What the exercise asks — Find how many lines in the material contain "ylabel"; your answer should be that number alone.

— start of Input for this task —

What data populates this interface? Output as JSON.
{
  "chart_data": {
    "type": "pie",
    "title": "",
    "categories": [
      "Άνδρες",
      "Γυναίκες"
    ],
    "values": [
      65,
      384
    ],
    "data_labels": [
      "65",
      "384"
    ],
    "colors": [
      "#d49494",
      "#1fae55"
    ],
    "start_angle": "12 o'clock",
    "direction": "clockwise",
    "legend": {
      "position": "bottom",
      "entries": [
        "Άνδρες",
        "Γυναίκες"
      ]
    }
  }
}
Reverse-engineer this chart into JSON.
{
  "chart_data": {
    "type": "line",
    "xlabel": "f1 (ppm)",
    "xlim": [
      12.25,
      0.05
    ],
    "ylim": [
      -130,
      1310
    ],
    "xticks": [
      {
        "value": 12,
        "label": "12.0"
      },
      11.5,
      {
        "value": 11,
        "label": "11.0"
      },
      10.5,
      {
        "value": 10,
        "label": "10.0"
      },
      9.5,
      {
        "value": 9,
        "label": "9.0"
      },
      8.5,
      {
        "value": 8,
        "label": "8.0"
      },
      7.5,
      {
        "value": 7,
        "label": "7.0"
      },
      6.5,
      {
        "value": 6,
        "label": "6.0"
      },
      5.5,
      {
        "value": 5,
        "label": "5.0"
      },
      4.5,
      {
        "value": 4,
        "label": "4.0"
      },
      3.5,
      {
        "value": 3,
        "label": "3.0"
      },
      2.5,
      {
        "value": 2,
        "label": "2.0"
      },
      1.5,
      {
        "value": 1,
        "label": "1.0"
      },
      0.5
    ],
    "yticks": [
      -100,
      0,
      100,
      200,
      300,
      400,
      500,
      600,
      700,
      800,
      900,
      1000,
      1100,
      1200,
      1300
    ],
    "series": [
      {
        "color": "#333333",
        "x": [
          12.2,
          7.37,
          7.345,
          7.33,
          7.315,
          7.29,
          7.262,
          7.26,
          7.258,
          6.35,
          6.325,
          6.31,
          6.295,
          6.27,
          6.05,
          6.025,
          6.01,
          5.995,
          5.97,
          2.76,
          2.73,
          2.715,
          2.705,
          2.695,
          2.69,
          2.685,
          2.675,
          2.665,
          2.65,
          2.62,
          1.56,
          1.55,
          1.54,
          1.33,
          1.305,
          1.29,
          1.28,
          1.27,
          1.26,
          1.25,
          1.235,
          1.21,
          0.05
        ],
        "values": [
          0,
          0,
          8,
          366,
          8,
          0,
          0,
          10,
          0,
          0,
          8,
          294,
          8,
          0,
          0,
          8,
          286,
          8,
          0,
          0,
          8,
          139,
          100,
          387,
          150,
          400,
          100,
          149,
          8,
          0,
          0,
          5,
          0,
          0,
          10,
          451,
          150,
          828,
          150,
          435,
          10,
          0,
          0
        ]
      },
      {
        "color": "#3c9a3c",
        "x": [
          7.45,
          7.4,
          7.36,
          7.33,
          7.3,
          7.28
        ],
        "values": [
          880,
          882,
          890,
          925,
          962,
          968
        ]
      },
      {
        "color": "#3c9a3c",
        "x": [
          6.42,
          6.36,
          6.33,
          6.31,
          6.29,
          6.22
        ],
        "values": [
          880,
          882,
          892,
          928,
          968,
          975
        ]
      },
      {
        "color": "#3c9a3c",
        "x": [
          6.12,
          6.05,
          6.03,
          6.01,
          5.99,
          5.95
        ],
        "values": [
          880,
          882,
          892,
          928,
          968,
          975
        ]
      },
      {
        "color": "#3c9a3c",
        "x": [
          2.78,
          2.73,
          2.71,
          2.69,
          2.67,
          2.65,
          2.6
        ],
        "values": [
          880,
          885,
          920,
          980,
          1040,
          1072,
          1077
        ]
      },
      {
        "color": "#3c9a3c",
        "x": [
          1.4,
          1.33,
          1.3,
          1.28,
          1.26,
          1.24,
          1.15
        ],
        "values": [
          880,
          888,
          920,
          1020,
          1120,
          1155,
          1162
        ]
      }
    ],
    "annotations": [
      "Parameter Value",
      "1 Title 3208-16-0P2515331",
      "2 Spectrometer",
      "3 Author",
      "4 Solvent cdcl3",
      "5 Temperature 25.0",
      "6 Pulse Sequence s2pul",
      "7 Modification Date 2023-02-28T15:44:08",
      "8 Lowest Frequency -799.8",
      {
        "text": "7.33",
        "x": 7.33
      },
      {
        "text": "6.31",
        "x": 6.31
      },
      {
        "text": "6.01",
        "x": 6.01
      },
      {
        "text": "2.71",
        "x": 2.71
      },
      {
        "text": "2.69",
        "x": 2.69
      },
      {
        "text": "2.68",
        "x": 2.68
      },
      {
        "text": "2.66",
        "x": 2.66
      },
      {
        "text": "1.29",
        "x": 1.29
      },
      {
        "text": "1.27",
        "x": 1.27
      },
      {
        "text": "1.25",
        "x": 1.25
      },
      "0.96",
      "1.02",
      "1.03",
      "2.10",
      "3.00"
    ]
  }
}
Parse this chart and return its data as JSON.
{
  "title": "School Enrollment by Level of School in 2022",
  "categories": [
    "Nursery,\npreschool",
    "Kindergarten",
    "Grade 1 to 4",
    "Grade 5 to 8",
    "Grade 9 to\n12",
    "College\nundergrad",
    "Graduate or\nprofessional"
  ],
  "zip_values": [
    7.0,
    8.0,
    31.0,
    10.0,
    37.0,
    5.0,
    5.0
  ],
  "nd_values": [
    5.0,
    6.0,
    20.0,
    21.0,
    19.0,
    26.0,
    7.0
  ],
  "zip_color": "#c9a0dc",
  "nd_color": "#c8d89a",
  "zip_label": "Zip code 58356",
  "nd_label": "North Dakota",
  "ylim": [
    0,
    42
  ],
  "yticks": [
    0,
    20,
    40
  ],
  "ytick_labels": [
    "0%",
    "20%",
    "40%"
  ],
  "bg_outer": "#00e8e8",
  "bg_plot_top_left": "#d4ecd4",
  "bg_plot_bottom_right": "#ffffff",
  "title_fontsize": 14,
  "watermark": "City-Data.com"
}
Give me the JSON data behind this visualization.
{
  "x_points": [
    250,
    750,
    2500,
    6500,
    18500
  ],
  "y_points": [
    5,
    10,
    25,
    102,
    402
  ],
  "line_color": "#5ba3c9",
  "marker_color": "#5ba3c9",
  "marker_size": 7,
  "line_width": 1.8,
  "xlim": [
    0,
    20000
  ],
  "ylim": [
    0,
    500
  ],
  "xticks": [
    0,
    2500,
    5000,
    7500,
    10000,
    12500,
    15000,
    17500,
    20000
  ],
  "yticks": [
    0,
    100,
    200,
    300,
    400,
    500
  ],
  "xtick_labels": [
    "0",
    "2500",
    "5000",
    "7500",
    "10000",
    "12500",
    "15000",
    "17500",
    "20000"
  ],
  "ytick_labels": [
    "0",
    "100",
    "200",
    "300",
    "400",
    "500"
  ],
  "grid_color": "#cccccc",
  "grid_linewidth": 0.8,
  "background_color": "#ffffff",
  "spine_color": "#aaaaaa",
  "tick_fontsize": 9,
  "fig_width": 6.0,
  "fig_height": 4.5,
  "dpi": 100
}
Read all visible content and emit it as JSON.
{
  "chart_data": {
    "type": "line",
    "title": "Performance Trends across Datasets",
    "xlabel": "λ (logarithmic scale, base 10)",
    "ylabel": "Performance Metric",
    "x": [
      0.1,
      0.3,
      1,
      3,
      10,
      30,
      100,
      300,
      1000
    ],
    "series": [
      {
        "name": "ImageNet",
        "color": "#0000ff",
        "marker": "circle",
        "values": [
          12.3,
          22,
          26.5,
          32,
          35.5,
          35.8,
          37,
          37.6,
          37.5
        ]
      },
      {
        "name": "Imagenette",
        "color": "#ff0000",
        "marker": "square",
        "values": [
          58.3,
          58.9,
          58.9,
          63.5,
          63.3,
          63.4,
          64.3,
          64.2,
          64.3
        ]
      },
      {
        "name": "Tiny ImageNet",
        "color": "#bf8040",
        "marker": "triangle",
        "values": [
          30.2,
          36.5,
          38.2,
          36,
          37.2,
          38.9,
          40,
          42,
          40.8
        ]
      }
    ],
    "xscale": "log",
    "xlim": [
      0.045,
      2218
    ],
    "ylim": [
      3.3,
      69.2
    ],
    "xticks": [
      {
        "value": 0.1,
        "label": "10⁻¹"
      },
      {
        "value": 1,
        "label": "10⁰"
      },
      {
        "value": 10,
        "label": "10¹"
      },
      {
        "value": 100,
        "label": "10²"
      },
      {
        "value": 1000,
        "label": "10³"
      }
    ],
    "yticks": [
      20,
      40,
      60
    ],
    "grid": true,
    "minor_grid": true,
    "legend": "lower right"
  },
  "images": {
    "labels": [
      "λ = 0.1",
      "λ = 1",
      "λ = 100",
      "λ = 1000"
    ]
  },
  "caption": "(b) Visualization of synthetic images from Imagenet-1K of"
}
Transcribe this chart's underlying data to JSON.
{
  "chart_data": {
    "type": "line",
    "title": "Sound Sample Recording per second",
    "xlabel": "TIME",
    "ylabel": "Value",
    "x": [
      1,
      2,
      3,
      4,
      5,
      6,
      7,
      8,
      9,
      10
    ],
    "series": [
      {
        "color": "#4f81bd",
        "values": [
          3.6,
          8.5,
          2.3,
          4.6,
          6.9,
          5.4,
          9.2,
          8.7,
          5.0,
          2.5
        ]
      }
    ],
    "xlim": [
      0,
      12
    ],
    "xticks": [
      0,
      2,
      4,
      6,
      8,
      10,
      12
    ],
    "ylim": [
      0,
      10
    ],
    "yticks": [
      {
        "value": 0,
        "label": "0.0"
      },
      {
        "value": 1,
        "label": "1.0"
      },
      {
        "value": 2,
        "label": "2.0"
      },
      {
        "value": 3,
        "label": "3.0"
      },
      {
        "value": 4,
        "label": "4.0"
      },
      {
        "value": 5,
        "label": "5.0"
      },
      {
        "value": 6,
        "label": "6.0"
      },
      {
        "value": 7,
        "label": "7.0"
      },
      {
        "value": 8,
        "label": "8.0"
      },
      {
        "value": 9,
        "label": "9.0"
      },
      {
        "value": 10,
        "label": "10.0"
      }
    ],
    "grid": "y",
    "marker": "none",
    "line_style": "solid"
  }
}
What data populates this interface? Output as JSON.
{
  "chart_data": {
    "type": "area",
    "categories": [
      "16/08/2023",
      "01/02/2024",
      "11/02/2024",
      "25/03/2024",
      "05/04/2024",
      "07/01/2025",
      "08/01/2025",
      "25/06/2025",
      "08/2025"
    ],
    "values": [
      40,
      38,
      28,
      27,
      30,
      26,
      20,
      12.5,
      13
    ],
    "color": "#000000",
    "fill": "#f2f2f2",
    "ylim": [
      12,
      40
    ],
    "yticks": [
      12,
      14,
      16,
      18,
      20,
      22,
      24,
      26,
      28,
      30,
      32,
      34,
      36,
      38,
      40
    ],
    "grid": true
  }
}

— end of Input for this task —

Answer for this exercise — 2